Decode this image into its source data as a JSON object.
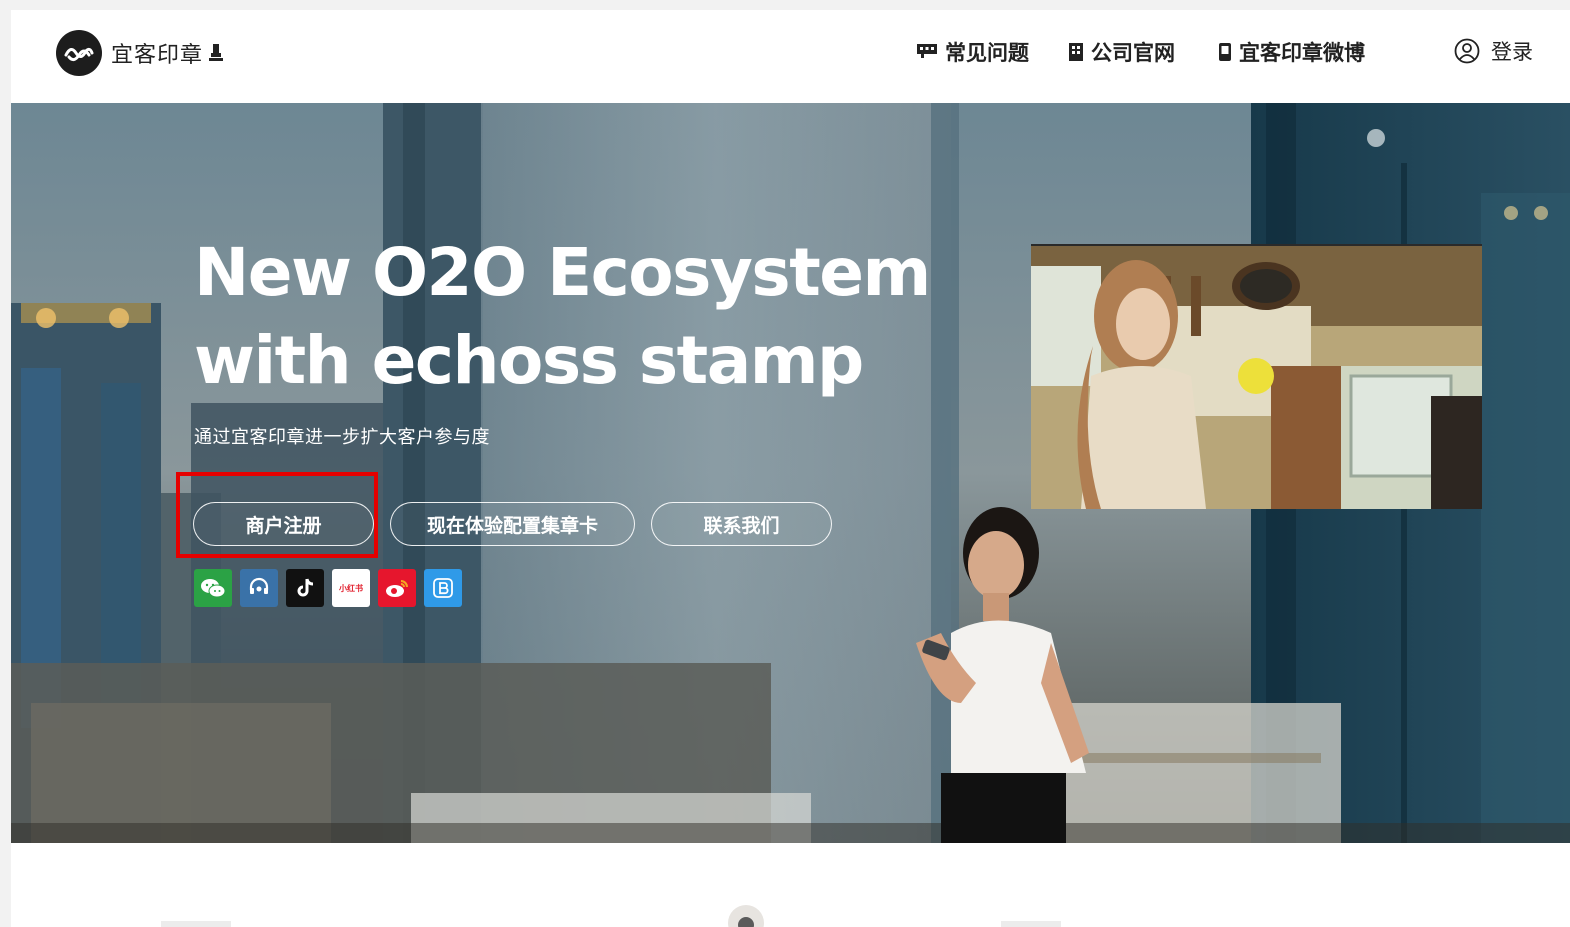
{
  "header": {
    "logo_text": "宜客印章",
    "nav": {
      "faq": "常见问题",
      "official_site": "公司官网",
      "weibo": "宜客印章微博",
      "login": "登录"
    }
  },
  "hero": {
    "title_line1": "New O2O Ecosystem",
    "title_line2": "with echoss stamp",
    "subtitle": "通过宜客印章进一步扩大客户参与度",
    "buttons": {
      "register": "商户注册",
      "trial": "现在体验配置集章卡",
      "contact": "联系我们"
    },
    "social_icons": [
      "wechat-icon",
      "customer-service-icon",
      "tiktok-icon",
      "xiaohongshu-icon",
      "weibo-icon",
      "bilibili-icon"
    ],
    "xhs_label": "小红书"
  },
  "colors": {
    "highlight": "#e50000",
    "wechat": "#2ba245",
    "service": "#3a72a8",
    "tiktok": "#111111",
    "weibo": "#e6162d",
    "bilibili": "#2f9ae8"
  }
}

- _Exercise brief_: Omit the pictures. Transcribe every record exactly.

- _Correct response_:
Decode this image into its source data as a JSON object.
{
  "header": {
    "logo_text": "宜客印章",
    "nav": {
      "faq": "常见问题",
      "official_site": "公司官网",
      "weibo": "宜客印章微博",
      "login": "登录"
    }
  },
  "hero": {
    "title_line1": "New O2O Ecosystem",
    "title_line2": "with echoss stamp",
    "subtitle": "通过宜客印章进一步扩大客户参与度",
    "buttons": {
      "register": "商户注册",
      "trial": "现在体验配置集章卡",
      "contact": "联系我们"
    },
    "social_icons": [
      "wechat-icon",
      "customer-service-icon",
      "tiktok-icon",
      "xiaohongshu-icon",
      "weibo-icon",
      "bilibili-icon"
    ],
    "xhs_label": "小红书"
  },
  "colors": {
    "highlight": "#e50000",
    "wechat": "#2ba245",
    "service": "#3a72a8",
    "tiktok": "#111111",
    "weibo": "#e6162d",
    "bilibili": "#2f9ae8"
  }
}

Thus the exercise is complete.